Given task: Using the records that follow, copy every line containing the word "title".

▽

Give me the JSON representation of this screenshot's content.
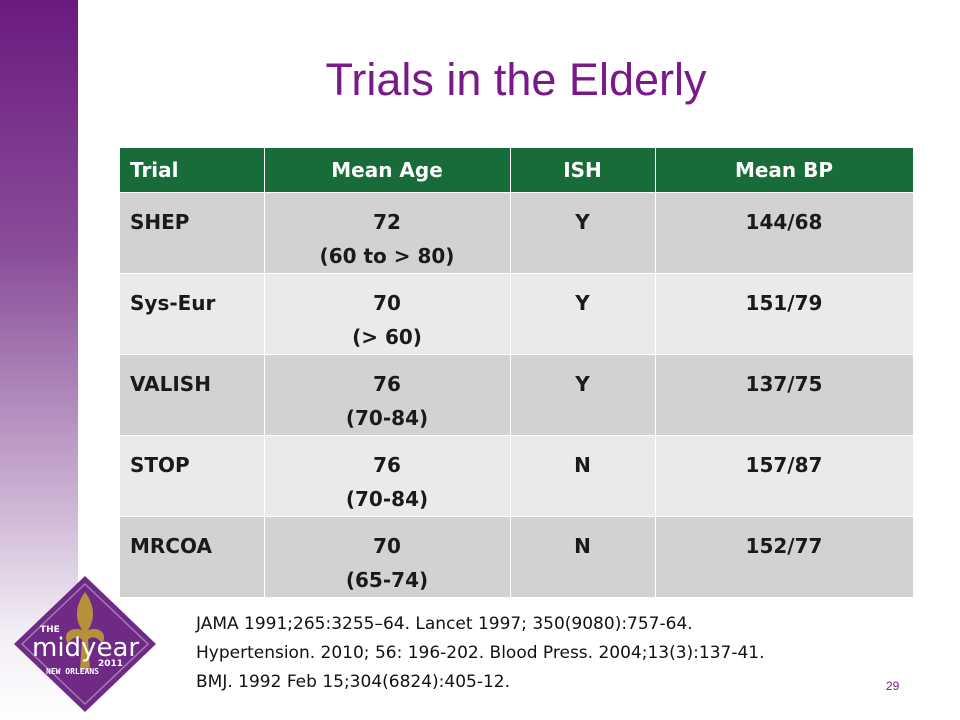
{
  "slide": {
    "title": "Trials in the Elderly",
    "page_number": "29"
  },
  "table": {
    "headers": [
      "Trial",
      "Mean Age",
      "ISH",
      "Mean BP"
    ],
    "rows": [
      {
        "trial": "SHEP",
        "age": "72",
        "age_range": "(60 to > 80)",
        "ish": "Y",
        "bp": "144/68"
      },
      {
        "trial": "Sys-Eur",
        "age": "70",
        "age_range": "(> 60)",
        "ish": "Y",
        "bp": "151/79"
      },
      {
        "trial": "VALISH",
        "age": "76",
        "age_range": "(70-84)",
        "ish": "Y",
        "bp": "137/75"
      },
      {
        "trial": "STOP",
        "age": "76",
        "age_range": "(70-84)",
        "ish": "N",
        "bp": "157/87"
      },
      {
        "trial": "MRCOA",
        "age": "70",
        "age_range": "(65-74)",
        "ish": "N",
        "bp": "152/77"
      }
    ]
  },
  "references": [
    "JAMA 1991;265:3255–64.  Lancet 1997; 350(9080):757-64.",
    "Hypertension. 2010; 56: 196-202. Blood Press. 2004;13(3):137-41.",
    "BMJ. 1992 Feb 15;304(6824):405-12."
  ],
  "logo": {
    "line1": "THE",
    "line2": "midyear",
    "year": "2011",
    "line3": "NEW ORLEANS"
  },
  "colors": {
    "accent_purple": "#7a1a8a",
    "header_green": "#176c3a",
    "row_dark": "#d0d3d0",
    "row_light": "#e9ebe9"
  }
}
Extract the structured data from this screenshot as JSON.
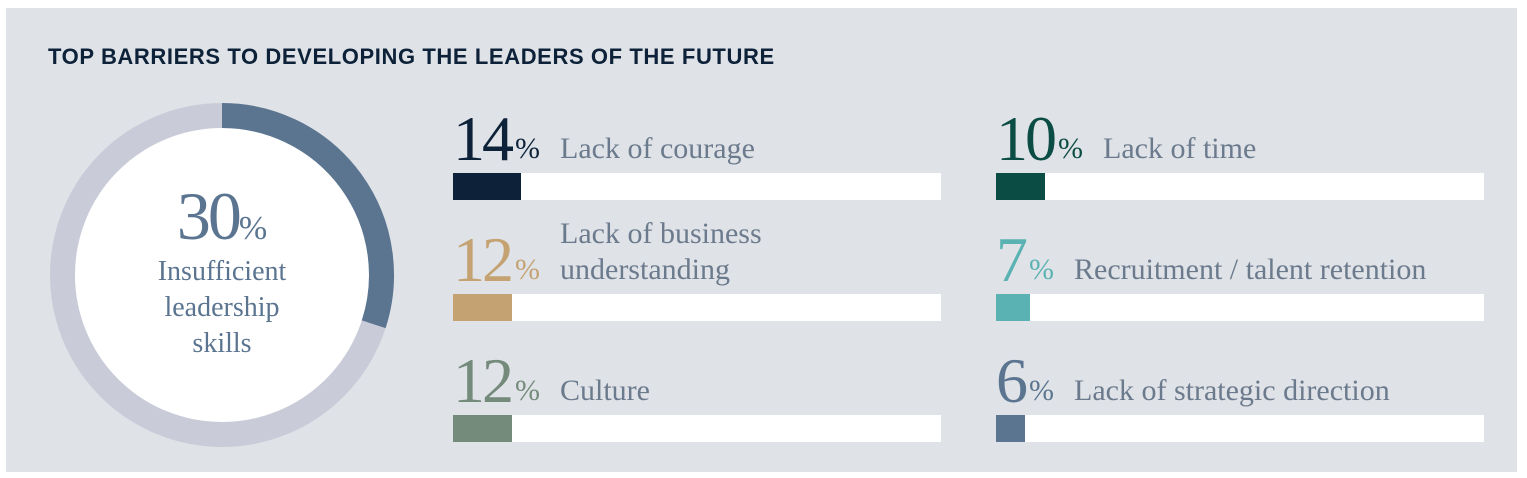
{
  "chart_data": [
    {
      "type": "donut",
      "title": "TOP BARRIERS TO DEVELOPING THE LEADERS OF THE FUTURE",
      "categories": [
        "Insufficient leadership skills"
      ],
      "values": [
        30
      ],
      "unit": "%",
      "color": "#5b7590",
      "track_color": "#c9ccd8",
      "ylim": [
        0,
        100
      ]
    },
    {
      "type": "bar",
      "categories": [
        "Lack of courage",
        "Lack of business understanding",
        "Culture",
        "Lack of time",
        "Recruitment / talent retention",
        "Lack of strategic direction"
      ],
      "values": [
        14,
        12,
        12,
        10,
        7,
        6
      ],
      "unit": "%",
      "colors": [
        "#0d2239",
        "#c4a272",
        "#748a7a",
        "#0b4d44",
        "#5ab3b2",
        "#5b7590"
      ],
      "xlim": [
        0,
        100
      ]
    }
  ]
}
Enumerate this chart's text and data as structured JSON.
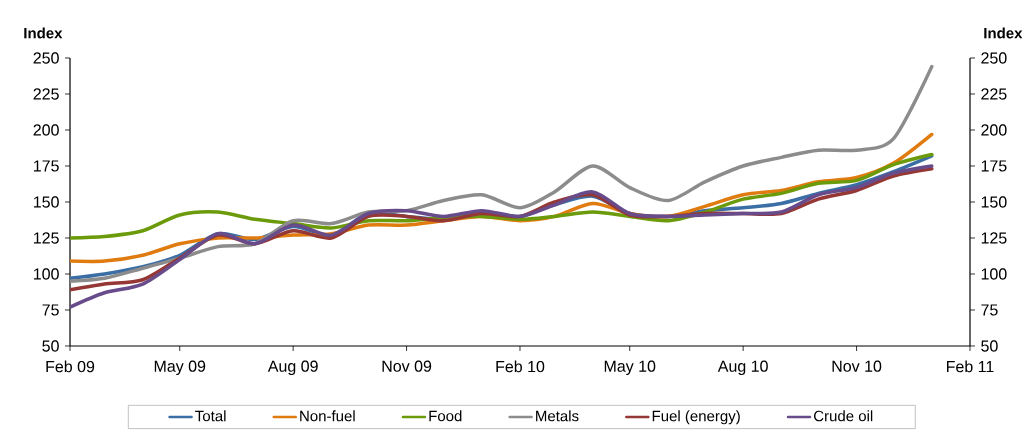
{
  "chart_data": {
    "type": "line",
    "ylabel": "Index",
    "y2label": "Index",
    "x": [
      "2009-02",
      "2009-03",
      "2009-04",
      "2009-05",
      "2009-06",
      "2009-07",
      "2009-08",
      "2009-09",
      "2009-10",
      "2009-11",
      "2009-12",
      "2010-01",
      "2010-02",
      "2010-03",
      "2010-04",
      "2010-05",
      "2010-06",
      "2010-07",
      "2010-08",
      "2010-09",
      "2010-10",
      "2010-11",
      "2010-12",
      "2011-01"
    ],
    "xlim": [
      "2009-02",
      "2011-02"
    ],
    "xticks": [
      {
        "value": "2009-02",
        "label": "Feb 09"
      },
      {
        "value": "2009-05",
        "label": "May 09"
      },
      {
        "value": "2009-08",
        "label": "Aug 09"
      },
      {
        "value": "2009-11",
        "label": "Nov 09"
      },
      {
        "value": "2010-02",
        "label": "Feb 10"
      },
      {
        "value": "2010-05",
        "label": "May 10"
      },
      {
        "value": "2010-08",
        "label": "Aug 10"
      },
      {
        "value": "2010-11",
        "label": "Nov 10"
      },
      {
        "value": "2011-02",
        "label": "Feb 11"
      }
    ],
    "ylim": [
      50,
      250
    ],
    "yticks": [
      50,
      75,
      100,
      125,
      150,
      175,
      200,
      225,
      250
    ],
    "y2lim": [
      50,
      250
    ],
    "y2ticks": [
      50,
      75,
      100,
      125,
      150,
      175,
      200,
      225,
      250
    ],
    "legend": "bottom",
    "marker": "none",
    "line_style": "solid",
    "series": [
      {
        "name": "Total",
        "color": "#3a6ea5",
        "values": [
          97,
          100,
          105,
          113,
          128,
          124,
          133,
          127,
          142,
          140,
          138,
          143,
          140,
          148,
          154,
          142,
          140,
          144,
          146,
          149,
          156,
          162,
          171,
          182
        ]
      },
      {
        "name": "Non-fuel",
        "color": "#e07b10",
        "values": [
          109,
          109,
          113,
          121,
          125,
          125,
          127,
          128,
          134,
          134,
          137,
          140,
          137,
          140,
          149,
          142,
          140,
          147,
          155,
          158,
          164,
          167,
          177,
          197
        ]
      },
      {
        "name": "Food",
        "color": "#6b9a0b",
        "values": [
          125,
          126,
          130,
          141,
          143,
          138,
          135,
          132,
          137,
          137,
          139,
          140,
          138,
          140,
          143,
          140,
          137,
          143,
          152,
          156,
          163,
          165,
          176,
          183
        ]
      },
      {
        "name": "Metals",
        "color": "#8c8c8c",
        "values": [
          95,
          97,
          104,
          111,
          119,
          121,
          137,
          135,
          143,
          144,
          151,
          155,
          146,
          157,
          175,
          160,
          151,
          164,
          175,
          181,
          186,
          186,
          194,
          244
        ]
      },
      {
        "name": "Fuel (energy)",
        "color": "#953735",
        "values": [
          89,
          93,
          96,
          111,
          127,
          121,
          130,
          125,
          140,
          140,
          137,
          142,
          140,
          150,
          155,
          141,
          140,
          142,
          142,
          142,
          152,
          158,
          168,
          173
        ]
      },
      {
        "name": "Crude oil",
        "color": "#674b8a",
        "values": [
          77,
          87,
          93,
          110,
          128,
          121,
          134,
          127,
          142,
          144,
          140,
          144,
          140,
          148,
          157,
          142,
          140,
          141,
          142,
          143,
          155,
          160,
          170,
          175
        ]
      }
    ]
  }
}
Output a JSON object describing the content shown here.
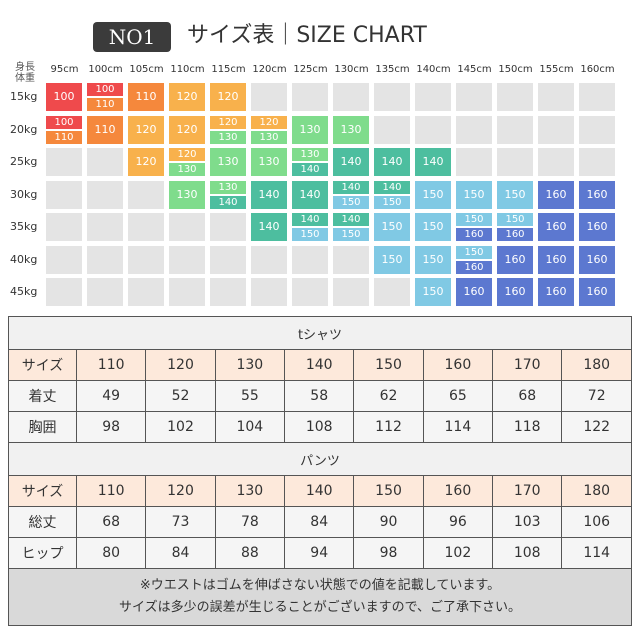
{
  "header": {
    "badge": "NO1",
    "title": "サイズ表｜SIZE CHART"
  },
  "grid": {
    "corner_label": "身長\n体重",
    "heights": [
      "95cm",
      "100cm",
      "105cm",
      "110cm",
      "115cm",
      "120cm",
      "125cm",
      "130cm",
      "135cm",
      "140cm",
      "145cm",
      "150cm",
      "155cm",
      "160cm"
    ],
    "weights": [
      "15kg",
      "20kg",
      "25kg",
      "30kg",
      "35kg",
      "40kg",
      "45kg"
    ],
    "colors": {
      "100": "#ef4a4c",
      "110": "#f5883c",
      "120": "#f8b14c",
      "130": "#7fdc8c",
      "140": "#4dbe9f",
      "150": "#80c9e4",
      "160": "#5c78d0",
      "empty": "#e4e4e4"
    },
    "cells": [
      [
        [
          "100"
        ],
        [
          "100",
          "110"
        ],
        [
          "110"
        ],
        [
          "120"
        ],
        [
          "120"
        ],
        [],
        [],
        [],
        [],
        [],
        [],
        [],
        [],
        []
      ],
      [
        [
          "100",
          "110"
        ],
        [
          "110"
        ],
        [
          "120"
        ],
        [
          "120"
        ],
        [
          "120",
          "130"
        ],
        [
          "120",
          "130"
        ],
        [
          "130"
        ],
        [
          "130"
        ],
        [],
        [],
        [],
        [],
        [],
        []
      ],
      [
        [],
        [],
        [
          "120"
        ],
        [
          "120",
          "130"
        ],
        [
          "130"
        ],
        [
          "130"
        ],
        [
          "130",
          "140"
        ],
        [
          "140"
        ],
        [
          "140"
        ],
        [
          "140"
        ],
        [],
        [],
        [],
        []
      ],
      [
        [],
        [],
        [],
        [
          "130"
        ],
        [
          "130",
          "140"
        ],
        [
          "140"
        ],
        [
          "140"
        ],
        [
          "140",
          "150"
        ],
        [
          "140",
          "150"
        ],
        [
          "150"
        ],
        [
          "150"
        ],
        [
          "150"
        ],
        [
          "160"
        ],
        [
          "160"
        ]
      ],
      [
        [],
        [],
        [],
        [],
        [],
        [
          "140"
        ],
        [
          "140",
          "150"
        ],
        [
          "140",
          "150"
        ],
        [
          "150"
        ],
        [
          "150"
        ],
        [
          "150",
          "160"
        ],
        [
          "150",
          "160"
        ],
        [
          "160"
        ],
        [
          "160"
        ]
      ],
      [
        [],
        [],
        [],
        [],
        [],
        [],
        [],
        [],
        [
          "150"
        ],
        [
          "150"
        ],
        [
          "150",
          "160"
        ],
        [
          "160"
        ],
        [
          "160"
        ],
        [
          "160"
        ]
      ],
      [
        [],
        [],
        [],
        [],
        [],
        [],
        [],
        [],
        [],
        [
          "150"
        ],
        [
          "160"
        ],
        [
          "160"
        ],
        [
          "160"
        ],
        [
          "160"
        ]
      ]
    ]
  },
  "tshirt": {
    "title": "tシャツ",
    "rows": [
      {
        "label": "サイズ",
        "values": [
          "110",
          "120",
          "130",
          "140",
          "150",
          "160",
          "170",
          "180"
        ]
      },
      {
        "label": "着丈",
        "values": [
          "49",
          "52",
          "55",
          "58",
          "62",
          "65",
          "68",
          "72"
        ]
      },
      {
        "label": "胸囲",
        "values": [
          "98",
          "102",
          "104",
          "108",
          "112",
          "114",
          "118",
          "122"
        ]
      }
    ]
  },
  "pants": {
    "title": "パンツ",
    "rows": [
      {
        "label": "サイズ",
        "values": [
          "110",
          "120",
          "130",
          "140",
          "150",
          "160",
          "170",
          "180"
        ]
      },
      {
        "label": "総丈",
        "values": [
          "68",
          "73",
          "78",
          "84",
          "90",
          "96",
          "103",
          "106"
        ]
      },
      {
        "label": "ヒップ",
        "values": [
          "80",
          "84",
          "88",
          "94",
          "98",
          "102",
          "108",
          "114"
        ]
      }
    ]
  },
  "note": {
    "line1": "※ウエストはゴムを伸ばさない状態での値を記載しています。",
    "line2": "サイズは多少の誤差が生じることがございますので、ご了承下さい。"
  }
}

△

Task solution:
    "title": "Trials in the Elderly",
      "title": "TOP BARRIERS TO DEVELOPING THE LEADERS OF THE FUTURE",
    "title": "サイズ表｜SIZE CHART"
    "title": "tシャツ",
    "title": "パンツ",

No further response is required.